**STATED GOAL**
Of the lines below, how many hold the string "name"? Give only the number.

============

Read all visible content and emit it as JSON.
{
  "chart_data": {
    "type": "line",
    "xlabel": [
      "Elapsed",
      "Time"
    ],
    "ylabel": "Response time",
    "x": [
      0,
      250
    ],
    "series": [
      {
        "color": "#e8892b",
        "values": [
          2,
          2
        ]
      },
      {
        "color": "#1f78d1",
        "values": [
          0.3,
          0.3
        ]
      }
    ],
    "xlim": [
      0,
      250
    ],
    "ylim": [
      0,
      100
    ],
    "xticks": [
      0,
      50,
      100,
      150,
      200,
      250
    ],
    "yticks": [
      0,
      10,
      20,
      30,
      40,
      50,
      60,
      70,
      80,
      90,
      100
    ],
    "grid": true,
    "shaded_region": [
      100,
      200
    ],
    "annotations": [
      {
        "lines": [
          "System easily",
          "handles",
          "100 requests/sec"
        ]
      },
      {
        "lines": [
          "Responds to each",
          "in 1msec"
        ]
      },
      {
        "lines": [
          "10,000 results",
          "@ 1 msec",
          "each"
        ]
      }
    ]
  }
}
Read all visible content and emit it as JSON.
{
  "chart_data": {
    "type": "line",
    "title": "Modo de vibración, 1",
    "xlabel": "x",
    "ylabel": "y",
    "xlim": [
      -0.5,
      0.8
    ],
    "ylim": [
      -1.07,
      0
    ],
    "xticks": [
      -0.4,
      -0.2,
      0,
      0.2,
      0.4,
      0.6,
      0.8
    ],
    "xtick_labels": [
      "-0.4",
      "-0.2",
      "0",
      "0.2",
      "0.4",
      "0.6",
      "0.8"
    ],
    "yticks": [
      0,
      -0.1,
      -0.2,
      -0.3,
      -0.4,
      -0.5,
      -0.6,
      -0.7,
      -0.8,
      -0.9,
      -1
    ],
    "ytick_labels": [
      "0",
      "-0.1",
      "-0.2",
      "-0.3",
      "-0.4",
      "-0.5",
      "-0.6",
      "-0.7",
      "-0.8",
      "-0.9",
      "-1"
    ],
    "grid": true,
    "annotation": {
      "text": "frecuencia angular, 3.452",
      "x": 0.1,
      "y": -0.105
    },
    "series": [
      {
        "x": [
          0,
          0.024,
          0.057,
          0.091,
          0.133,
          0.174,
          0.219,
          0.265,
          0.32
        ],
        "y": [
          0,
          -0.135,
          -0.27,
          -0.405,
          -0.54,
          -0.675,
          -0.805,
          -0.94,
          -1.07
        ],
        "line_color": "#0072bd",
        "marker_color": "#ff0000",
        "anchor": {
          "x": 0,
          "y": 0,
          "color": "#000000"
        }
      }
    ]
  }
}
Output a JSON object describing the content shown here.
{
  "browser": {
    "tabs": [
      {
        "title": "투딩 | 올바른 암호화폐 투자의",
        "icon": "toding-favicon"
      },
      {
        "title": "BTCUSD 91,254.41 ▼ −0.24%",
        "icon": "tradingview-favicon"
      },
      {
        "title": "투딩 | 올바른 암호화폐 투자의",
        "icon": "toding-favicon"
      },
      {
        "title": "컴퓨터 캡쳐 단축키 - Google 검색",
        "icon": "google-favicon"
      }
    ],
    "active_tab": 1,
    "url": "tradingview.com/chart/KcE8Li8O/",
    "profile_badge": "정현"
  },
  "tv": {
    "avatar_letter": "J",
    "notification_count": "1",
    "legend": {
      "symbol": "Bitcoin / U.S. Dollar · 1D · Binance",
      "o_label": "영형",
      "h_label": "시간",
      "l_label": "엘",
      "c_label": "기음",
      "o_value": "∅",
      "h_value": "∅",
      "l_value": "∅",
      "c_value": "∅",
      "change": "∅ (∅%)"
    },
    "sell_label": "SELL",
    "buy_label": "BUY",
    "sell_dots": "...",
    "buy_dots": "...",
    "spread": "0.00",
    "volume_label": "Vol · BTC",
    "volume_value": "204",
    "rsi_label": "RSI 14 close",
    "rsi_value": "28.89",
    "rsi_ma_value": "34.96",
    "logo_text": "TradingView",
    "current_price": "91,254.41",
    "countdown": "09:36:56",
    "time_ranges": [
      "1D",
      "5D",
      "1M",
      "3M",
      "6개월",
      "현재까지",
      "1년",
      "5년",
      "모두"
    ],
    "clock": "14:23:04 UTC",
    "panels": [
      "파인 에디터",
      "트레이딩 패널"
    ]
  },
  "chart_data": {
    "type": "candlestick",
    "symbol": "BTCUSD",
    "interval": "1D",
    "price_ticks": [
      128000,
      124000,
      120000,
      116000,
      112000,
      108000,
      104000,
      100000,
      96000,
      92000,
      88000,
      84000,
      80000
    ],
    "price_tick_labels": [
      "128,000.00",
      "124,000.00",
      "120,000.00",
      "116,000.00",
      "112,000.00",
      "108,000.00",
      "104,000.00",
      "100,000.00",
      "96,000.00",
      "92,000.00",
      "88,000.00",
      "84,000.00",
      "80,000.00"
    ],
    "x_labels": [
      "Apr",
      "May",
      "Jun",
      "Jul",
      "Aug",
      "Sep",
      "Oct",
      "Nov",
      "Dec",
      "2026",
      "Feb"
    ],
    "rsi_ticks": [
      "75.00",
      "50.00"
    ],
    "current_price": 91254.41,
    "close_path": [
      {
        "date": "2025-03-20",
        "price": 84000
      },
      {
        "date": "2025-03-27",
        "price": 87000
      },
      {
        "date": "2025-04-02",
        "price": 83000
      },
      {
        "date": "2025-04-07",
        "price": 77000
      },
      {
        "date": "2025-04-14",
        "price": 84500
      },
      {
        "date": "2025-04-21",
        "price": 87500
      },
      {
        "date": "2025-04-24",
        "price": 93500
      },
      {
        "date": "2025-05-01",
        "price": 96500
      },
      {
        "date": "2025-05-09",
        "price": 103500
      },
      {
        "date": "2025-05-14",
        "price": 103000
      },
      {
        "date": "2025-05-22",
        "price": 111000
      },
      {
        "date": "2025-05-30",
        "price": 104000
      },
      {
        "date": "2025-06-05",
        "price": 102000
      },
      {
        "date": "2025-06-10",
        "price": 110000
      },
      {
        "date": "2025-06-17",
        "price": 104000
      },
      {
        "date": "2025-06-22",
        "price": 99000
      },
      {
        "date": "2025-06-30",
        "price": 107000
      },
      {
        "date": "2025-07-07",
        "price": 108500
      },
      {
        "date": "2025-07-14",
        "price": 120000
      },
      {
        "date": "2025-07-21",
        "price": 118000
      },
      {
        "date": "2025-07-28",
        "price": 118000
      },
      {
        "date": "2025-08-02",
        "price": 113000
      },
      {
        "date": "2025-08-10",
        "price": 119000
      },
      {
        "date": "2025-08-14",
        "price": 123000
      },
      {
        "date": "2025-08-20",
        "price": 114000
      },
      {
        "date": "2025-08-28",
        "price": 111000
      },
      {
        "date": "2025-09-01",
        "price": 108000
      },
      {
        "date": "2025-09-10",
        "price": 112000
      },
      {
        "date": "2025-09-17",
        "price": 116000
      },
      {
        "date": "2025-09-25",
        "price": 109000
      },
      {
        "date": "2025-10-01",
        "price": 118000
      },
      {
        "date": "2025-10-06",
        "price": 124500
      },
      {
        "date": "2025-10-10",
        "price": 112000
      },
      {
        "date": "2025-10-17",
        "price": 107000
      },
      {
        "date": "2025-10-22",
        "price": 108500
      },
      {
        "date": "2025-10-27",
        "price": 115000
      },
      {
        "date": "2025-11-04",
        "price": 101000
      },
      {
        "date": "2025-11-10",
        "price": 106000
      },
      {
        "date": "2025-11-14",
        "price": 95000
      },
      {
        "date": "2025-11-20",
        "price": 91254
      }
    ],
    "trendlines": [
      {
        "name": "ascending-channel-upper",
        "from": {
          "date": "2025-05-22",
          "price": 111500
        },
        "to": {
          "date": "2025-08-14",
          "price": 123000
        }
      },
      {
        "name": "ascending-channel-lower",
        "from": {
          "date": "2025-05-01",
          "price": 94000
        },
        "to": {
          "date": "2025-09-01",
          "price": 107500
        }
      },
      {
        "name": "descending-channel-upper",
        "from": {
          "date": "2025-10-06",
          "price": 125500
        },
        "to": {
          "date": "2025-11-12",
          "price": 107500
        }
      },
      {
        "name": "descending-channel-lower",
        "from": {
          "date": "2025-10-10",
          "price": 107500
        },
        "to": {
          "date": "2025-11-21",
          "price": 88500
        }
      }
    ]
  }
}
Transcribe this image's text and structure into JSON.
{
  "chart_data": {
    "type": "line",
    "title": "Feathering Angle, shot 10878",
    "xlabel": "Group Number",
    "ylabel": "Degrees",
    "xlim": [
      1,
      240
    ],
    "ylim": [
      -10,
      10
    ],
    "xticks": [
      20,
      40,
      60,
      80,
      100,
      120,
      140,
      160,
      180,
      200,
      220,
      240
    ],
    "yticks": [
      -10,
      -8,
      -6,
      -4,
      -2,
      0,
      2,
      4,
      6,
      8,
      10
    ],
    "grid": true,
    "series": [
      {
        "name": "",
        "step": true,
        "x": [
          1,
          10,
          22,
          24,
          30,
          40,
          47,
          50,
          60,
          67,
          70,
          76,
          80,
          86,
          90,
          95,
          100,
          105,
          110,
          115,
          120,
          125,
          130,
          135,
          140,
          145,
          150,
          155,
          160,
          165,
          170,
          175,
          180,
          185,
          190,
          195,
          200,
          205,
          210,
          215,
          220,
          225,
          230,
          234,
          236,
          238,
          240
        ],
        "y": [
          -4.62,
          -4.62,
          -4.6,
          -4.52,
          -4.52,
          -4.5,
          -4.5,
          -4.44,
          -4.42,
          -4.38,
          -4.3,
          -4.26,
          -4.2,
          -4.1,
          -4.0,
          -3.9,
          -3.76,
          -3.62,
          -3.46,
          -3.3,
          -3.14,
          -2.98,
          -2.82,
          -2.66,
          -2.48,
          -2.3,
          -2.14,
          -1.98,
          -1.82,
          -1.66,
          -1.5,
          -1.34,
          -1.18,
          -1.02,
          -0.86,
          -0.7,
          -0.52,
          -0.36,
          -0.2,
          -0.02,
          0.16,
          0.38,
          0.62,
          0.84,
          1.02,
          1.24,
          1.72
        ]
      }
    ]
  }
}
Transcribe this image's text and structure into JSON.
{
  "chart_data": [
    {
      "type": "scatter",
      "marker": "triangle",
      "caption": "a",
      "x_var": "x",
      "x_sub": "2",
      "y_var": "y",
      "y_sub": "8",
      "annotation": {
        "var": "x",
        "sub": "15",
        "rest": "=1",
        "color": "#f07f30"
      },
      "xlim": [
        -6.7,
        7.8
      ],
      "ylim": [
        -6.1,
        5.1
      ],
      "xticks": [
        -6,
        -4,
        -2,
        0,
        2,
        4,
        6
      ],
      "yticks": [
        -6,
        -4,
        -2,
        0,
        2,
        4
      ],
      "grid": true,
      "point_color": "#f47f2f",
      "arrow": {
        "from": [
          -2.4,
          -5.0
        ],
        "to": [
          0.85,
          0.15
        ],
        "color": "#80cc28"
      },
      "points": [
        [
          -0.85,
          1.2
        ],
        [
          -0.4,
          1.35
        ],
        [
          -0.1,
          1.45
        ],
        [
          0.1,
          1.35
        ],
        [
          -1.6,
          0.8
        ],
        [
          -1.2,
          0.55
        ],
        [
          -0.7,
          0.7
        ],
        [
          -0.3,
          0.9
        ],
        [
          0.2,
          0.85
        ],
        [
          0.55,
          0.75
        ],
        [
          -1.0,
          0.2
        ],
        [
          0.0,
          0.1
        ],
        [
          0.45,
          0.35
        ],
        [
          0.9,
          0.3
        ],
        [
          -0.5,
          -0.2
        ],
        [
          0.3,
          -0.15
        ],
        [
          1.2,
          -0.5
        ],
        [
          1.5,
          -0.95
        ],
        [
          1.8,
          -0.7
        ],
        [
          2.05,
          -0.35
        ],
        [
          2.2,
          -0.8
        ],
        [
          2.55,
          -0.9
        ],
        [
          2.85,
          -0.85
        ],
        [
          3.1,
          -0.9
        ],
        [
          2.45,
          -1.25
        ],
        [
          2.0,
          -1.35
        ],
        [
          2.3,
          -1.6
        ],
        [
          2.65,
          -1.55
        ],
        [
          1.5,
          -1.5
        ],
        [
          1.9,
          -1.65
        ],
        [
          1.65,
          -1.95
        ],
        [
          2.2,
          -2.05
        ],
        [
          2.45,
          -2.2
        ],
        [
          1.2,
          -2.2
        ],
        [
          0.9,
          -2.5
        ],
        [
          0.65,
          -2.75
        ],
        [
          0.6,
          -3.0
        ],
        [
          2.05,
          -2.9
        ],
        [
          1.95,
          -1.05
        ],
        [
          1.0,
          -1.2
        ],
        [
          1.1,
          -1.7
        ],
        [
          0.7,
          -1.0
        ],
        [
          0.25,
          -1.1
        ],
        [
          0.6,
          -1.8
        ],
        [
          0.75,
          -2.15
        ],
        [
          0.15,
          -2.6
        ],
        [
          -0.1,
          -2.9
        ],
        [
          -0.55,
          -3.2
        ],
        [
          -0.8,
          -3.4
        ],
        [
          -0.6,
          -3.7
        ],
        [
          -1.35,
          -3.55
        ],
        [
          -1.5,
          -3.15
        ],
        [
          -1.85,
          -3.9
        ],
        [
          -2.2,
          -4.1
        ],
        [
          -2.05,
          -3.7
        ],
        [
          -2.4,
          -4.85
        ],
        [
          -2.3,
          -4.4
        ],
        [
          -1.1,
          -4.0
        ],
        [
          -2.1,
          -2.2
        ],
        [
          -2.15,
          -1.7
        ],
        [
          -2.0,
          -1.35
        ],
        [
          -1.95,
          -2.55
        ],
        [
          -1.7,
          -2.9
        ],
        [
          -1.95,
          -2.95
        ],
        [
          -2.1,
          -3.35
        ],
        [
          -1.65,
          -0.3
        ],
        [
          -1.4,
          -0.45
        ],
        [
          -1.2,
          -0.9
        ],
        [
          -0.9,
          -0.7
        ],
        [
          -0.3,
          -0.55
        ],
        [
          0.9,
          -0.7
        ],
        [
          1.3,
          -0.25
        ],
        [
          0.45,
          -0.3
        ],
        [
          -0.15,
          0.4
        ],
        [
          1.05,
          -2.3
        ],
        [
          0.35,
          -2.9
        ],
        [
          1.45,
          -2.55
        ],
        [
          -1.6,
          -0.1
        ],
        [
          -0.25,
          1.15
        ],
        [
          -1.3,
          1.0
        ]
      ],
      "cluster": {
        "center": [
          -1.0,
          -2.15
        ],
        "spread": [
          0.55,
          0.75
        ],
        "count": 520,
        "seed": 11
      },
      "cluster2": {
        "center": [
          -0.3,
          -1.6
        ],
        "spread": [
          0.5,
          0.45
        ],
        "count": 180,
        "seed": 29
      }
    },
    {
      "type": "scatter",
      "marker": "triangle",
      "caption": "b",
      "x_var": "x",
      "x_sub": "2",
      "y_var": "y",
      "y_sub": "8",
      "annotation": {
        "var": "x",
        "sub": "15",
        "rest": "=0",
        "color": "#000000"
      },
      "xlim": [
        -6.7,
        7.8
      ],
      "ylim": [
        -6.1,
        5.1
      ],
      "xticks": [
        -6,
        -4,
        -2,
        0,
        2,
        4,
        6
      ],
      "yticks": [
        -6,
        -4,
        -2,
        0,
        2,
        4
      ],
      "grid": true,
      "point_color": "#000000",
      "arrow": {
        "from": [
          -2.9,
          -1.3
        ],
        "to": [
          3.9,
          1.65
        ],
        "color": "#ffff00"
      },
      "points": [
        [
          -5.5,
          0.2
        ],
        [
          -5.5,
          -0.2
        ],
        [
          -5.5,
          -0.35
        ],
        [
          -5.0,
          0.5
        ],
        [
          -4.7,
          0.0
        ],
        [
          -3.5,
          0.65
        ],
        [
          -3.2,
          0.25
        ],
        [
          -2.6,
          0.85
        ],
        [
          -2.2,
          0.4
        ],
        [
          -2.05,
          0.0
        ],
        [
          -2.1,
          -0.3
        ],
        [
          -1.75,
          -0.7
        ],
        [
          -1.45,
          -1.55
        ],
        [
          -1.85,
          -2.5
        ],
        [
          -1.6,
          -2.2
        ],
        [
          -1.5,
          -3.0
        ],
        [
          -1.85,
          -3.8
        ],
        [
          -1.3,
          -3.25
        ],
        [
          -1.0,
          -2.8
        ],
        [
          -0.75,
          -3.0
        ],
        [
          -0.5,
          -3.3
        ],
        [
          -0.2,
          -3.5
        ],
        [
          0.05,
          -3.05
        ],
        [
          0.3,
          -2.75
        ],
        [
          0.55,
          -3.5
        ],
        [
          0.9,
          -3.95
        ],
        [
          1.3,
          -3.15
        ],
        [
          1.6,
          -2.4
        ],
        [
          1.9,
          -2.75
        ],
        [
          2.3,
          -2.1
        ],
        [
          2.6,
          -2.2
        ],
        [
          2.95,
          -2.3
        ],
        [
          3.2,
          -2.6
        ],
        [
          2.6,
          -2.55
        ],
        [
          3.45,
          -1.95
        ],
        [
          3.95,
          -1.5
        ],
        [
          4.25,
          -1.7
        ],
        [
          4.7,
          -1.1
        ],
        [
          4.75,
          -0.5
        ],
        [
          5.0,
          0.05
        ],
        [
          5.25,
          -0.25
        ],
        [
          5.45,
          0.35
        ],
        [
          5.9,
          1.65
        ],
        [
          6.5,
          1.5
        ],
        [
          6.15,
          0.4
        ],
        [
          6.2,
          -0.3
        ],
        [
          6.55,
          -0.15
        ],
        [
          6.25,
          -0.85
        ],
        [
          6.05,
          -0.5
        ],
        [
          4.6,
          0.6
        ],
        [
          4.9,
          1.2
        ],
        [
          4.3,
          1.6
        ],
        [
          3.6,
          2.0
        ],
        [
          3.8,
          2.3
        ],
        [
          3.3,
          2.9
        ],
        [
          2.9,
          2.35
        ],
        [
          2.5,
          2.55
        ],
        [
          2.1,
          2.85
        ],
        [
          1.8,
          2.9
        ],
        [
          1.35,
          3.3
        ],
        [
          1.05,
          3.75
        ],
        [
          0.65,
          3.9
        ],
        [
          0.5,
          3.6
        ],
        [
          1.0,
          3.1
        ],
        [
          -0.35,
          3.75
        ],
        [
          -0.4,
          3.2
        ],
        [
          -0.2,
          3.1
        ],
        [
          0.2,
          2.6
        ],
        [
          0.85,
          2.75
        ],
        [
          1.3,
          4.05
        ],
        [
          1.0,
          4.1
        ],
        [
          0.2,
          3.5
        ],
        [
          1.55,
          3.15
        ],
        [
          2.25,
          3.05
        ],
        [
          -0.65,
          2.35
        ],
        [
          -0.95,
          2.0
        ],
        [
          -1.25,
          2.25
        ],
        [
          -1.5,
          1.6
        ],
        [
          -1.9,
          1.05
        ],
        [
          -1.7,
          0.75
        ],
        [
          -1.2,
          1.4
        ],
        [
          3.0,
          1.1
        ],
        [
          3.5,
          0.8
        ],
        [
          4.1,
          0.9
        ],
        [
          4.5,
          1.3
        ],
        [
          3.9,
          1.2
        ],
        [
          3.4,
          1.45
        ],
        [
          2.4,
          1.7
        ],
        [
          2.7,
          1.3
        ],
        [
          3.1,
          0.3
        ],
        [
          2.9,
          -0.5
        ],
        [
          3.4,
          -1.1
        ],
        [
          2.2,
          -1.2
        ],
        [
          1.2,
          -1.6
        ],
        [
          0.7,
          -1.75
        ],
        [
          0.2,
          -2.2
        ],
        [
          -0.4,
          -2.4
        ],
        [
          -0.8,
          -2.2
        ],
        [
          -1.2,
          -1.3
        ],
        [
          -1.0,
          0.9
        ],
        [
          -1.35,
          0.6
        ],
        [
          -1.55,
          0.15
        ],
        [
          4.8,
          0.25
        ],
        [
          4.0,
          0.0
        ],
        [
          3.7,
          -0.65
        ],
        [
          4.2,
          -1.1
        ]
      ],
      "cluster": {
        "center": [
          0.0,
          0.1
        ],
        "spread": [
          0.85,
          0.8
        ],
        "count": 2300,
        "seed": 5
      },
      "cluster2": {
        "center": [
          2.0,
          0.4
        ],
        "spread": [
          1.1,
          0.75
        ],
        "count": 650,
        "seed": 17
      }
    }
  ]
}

============

**FINISHED EXERCISE**
5